- Data for this task -
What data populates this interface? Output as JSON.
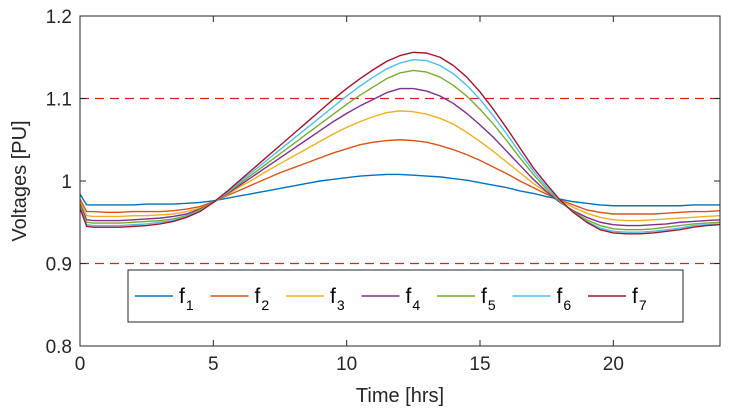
{
  "chart_data": {
    "type": "line",
    "title": "",
    "xlabel": "Time [hrs]",
    "ylabel": "Voltages [PU]",
    "xlim": [
      0,
      24
    ],
    "ylim": [
      0.8,
      1.2
    ],
    "xticks": [
      0,
      5,
      10,
      15,
      20
    ],
    "yticks": [
      0.8,
      0.9,
      1.0,
      1.1,
      1.2
    ],
    "xtick_labels": [
      "0",
      "5",
      "10",
      "15",
      "20"
    ],
    "ytick_labels": [
      "0.8",
      "0.9",
      "1",
      "1.1",
      "1.2"
    ],
    "grid": false,
    "legend_position": "bottom",
    "x": [
      0,
      0.25,
      0.5,
      1,
      1.5,
      2,
      2.5,
      3,
      3.5,
      4,
      4.5,
      5,
      5.5,
      6,
      6.5,
      7,
      7.5,
      8,
      8.5,
      9,
      9.5,
      10,
      10.5,
      11,
      11.5,
      12,
      12.5,
      13,
      13.5,
      14,
      14.5,
      15,
      15.5,
      16,
      16.5,
      17,
      17.5,
      18,
      18.5,
      19,
      19.5,
      20,
      20.5,
      21,
      21.5,
      22,
      22.5,
      23,
      23.5,
      24
    ],
    "series": [
      {
        "name": "f",
        "sub": "1",
        "color": "#0072BD",
        "values": [
          0.984,
          0.971,
          0.971,
          0.971,
          0.971,
          0.971,
          0.972,
          0.972,
          0.972,
          0.973,
          0.974,
          0.976,
          0.979,
          0.982,
          0.985,
          0.988,
          0.991,
          0.994,
          0.997,
          1.0,
          1.002,
          1.004,
          1.006,
          1.007,
          1.008,
          1.008,
          1.007,
          1.006,
          1.005,
          1.003,
          1.001,
          0.998,
          0.995,
          0.992,
          0.988,
          0.985,
          0.981,
          0.978,
          0.975,
          0.973,
          0.971,
          0.97,
          0.97,
          0.97,
          0.97,
          0.97,
          0.97,
          0.971,
          0.971,
          0.971
        ]
      },
      {
        "name": "f",
        "sub": "2",
        "color": "#D95319",
        "values": [
          0.978,
          0.963,
          0.963,
          0.962,
          0.962,
          0.963,
          0.963,
          0.963,
          0.964,
          0.966,
          0.969,
          0.975,
          0.982,
          0.989,
          0.996,
          1.003,
          1.01,
          1.016,
          1.022,
          1.028,
          1.034,
          1.039,
          1.044,
          1.047,
          1.049,
          1.05,
          1.049,
          1.047,
          1.043,
          1.038,
          1.032,
          1.025,
          1.017,
          1.009,
          1.0,
          0.992,
          0.984,
          0.977,
          0.971,
          0.965,
          0.962,
          0.96,
          0.96,
          0.96,
          0.96,
          0.961,
          0.962,
          0.963,
          0.963,
          0.964
        ]
      },
      {
        "name": "f",
        "sub": "3",
        "color": "#EDB120",
        "values": [
          0.975,
          0.958,
          0.957,
          0.957,
          0.957,
          0.958,
          0.958,
          0.959,
          0.96,
          0.963,
          0.967,
          0.974,
          0.983,
          0.993,
          1.002,
          1.012,
          1.021,
          1.03,
          1.039,
          1.048,
          1.057,
          1.065,
          1.072,
          1.078,
          1.083,
          1.085,
          1.084,
          1.081,
          1.076,
          1.069,
          1.059,
          1.048,
          1.036,
          1.023,
          1.01,
          0.997,
          0.986,
          0.976,
          0.968,
          0.961,
          0.956,
          0.953,
          0.952,
          0.952,
          0.953,
          0.954,
          0.955,
          0.956,
          0.957,
          0.958
        ]
      },
      {
        "name": "f",
        "sub": "4",
        "color": "#7E2F8E",
        "values": [
          0.972,
          0.953,
          0.952,
          0.952,
          0.952,
          0.953,
          0.954,
          0.955,
          0.957,
          0.96,
          0.966,
          0.974,
          0.984,
          0.995,
          1.006,
          1.017,
          1.028,
          1.039,
          1.05,
          1.061,
          1.072,
          1.082,
          1.091,
          1.099,
          1.107,
          1.112,
          1.112,
          1.109,
          1.103,
          1.094,
          1.082,
          1.068,
          1.053,
          1.036,
          1.019,
          1.002,
          0.987,
          0.974,
          0.964,
          0.956,
          0.95,
          0.947,
          0.946,
          0.946,
          0.947,
          0.948,
          0.95,
          0.951,
          0.952,
          0.953
        ]
      },
      {
        "name": "f",
        "sub": "5",
        "color": "#77AC30",
        "values": [
          0.97,
          0.95,
          0.949,
          0.949,
          0.949,
          0.95,
          0.951,
          0.952,
          0.954,
          0.958,
          0.965,
          0.974,
          0.985,
          0.997,
          1.009,
          1.021,
          1.033,
          1.045,
          1.057,
          1.069,
          1.081,
          1.093,
          1.104,
          1.114,
          1.124,
          1.131,
          1.134,
          1.132,
          1.126,
          1.116,
          1.103,
          1.087,
          1.069,
          1.049,
          1.028,
          1.008,
          0.99,
          0.975,
          0.963,
          0.953,
          0.946,
          0.942,
          0.941,
          0.941,
          0.942,
          0.944,
          0.946,
          0.948,
          0.949,
          0.95
        ]
      },
      {
        "name": "f",
        "sub": "6",
        "color": "#4DBEEE",
        "values": [
          0.968,
          0.947,
          0.946,
          0.946,
          0.946,
          0.947,
          0.948,
          0.95,
          0.952,
          0.957,
          0.964,
          0.974,
          0.986,
          0.999,
          1.012,
          1.025,
          1.038,
          1.051,
          1.064,
          1.077,
          1.09,
          1.103,
          1.115,
          1.126,
          1.136,
          1.143,
          1.147,
          1.146,
          1.14,
          1.13,
          1.116,
          1.099,
          1.079,
          1.057,
          1.034,
          1.012,
          0.993,
          0.976,
          0.962,
          0.951,
          0.943,
          0.939,
          0.938,
          0.938,
          0.939,
          0.941,
          0.943,
          0.946,
          0.947,
          0.948
        ]
      },
      {
        "name": "f",
        "sub": "7",
        "color": "#A2142F",
        "values": [
          0.967,
          0.945,
          0.944,
          0.944,
          0.944,
          0.945,
          0.946,
          0.948,
          0.951,
          0.956,
          0.963,
          0.974,
          0.987,
          1.001,
          1.015,
          1.029,
          1.043,
          1.057,
          1.071,
          1.085,
          1.099,
          1.112,
          1.124,
          1.135,
          1.145,
          1.152,
          1.156,
          1.155,
          1.15,
          1.14,
          1.126,
          1.108,
          1.087,
          1.064,
          1.04,
          1.016,
          0.996,
          0.977,
          0.962,
          0.95,
          0.941,
          0.937,
          0.936,
          0.936,
          0.937,
          0.939,
          0.941,
          0.944,
          0.946,
          0.947
        ]
      }
    ],
    "reference_lines": [
      {
        "y": 1.1,
        "color": "#E02020",
        "style": "dashed"
      },
      {
        "y": 0.9,
        "color": "#E02020",
        "style": "dashed"
      }
    ]
  }
}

- Required task -
Reproduce the entries above without change, omitting all pictures.

- Written response -
What data populates this interface? Output as JSON.
{
  "chart_data": {
    "type": "line",
    "title": "",
    "xlabel": "Time [hrs]",
    "ylabel": "Voltages [PU]",
    "xlim": [
      0,
      24
    ],
    "ylim": [
      0.8,
      1.2
    ],
    "xticks": [
      0,
      5,
      10,
      15,
      20
    ],
    "yticks": [
      0.8,
      0.9,
      1.0,
      1.1,
      1.2
    ],
    "xtick_labels": [
      "0",
      "5",
      "10",
      "15",
      "20"
    ],
    "ytick_labels": [
      "0.8",
      "0.9",
      "1",
      "1.1",
      "1.2"
    ],
    "grid": false,
    "legend_position": "bottom",
    "x": [
      0,
      0.25,
      0.5,
      1,
      1.5,
      2,
      2.5,
      3,
      3.5,
      4,
      4.5,
      5,
      5.5,
      6,
      6.5,
      7,
      7.5,
      8,
      8.5,
      9,
      9.5,
      10,
      10.5,
      11,
      11.5,
      12,
      12.5,
      13,
      13.5,
      14,
      14.5,
      15,
      15.5,
      16,
      16.5,
      17,
      17.5,
      18,
      18.5,
      19,
      19.5,
      20,
      20.5,
      21,
      21.5,
      22,
      22.5,
      23,
      23.5,
      24
    ],
    "series": [
      {
        "name": "f",
        "sub": "1",
        "color": "#0072BD",
        "values": [
          0.984,
          0.971,
          0.971,
          0.971,
          0.971,
          0.971,
          0.972,
          0.972,
          0.972,
          0.973,
          0.974,
          0.976,
          0.979,
          0.982,
          0.985,
          0.988,
          0.991,
          0.994,
          0.997,
          1.0,
          1.002,
          1.004,
          1.006,
          1.007,
          1.008,
          1.008,
          1.007,
          1.006,
          1.005,
          1.003,
          1.001,
          0.998,
          0.995,
          0.992,
          0.988,
          0.985,
          0.981,
          0.978,
          0.975,
          0.973,
          0.971,
          0.97,
          0.97,
          0.97,
          0.97,
          0.97,
          0.97,
          0.971,
          0.971,
          0.971
        ]
      },
      {
        "name": "f",
        "sub": "2",
        "color": "#D95319",
        "values": [
          0.978,
          0.963,
          0.963,
          0.962,
          0.962,
          0.963,
          0.963,
          0.963,
          0.964,
          0.966,
          0.969,
          0.975,
          0.982,
          0.989,
          0.996,
          1.003,
          1.01,
          1.016,
          1.022,
          1.028,
          1.034,
          1.039,
          1.044,
          1.047,
          1.049,
          1.05,
          1.049,
          1.047,
          1.043,
          1.038,
          1.032,
          1.025,
          1.017,
          1.009,
          1.0,
          0.992,
          0.984,
          0.977,
          0.971,
          0.965,
          0.962,
          0.96,
          0.96,
          0.96,
          0.96,
          0.961,
          0.962,
          0.963,
          0.963,
          0.964
        ]
      },
      {
        "name": "f",
        "sub": "3",
        "color": "#EDB120",
        "values": [
          0.975,
          0.958,
          0.957,
          0.957,
          0.957,
          0.958,
          0.958,
          0.959,
          0.96,
          0.963,
          0.967,
          0.974,
          0.983,
          0.993,
          1.002,
          1.012,
          1.021,
          1.03,
          1.039,
          1.048,
          1.057,
          1.065,
          1.072,
          1.078,
          1.083,
          1.085,
          1.084,
          1.081,
          1.076,
          1.069,
          1.059,
          1.048,
          1.036,
          1.023,
          1.01,
          0.997,
          0.986,
          0.976,
          0.968,
          0.961,
          0.956,
          0.953,
          0.952,
          0.952,
          0.953,
          0.954,
          0.955,
          0.956,
          0.957,
          0.958
        ]
      },
      {
        "name": "f",
        "sub": "4",
        "color": "#7E2F8E",
        "values": [
          0.972,
          0.953,
          0.952,
          0.952,
          0.952,
          0.953,
          0.954,
          0.955,
          0.957,
          0.96,
          0.966,
          0.974,
          0.984,
          0.995,
          1.006,
          1.017,
          1.028,
          1.039,
          1.05,
          1.061,
          1.072,
          1.082,
          1.091,
          1.099,
          1.107,
          1.112,
          1.112,
          1.109,
          1.103,
          1.094,
          1.082,
          1.068,
          1.053,
          1.036,
          1.019,
          1.002,
          0.987,
          0.974,
          0.964,
          0.956,
          0.95,
          0.947,
          0.946,
          0.946,
          0.947,
          0.948,
          0.95,
          0.951,
          0.952,
          0.953
        ]
      },
      {
        "name": "f",
        "sub": "5",
        "color": "#77AC30",
        "values": [
          0.97,
          0.95,
          0.949,
          0.949,
          0.949,
          0.95,
          0.951,
          0.952,
          0.954,
          0.958,
          0.965,
          0.974,
          0.985,
          0.997,
          1.009,
          1.021,
          1.033,
          1.045,
          1.057,
          1.069,
          1.081,
          1.093,
          1.104,
          1.114,
          1.124,
          1.131,
          1.134,
          1.132,
          1.126,
          1.116,
          1.103,
          1.087,
          1.069,
          1.049,
          1.028,
          1.008,
          0.99,
          0.975,
          0.963,
          0.953,
          0.946,
          0.942,
          0.941,
          0.941,
          0.942,
          0.944,
          0.946,
          0.948,
          0.949,
          0.95
        ]
      },
      {
        "name": "f",
        "sub": "6",
        "color": "#4DBEEE",
        "values": [
          0.968,
          0.947,
          0.946,
          0.946,
          0.946,
          0.947,
          0.948,
          0.95,
          0.952,
          0.957,
          0.964,
          0.974,
          0.986,
          0.999,
          1.012,
          1.025,
          1.038,
          1.051,
          1.064,
          1.077,
          1.09,
          1.103,
          1.115,
          1.126,
          1.136,
          1.143,
          1.147,
          1.146,
          1.14,
          1.13,
          1.116,
          1.099,
          1.079,
          1.057,
          1.034,
          1.012,
          0.993,
          0.976,
          0.962,
          0.951,
          0.943,
          0.939,
          0.938,
          0.938,
          0.939,
          0.941,
          0.943,
          0.946,
          0.947,
          0.948
        ]
      },
      {
        "name": "f",
        "sub": "7",
        "color": "#A2142F",
        "values": [
          0.967,
          0.945,
          0.944,
          0.944,
          0.944,
          0.945,
          0.946,
          0.948,
          0.951,
          0.956,
          0.963,
          0.974,
          0.987,
          1.001,
          1.015,
          1.029,
          1.043,
          1.057,
          1.071,
          1.085,
          1.099,
          1.112,
          1.124,
          1.135,
          1.145,
          1.152,
          1.156,
          1.155,
          1.15,
          1.14,
          1.126,
          1.108,
          1.087,
          1.064,
          1.04,
          1.016,
          0.996,
          0.977,
          0.962,
          0.95,
          0.941,
          0.937,
          0.936,
          0.936,
          0.937,
          0.939,
          0.941,
          0.944,
          0.946,
          0.947
        ]
      }
    ],
    "reference_lines": [
      {
        "y": 1.1,
        "color": "#E02020",
        "style": "dashed"
      },
      {
        "y": 0.9,
        "color": "#E02020",
        "style": "dashed"
      }
    ]
  }
}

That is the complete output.